-- START OF Exercise materials --
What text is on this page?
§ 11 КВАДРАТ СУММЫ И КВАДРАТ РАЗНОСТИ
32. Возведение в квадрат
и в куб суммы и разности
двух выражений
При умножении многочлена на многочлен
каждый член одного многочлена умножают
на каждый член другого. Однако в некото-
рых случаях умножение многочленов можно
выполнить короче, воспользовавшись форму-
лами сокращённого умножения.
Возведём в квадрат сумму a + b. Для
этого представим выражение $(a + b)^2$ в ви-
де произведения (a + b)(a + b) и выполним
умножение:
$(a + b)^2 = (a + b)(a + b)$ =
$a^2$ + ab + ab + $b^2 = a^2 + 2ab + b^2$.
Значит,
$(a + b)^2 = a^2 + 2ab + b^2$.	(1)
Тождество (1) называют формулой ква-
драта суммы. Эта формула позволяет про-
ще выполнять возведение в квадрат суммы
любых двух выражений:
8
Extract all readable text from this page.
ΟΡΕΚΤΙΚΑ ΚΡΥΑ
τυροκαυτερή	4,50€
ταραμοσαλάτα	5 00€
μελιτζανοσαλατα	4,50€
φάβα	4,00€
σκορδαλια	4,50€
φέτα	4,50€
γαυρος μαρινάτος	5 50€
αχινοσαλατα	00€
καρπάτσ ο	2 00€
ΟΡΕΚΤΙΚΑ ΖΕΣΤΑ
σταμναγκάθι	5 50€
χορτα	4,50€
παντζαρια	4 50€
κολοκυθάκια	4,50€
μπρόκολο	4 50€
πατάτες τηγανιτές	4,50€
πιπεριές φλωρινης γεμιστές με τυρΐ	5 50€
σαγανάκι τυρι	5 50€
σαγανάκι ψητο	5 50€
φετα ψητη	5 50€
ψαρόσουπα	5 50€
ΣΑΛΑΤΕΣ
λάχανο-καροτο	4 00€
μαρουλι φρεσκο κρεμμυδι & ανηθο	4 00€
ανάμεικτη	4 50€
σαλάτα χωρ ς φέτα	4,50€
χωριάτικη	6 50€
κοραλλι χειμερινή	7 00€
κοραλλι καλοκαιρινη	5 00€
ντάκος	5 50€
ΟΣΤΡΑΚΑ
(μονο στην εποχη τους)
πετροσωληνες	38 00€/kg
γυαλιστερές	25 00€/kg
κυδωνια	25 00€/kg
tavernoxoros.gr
-- END OF Exercise materials --
__Set problem__
Looking at the listing above, count the lines that contain "text" and give nothing but the number.

__Exercise output__
2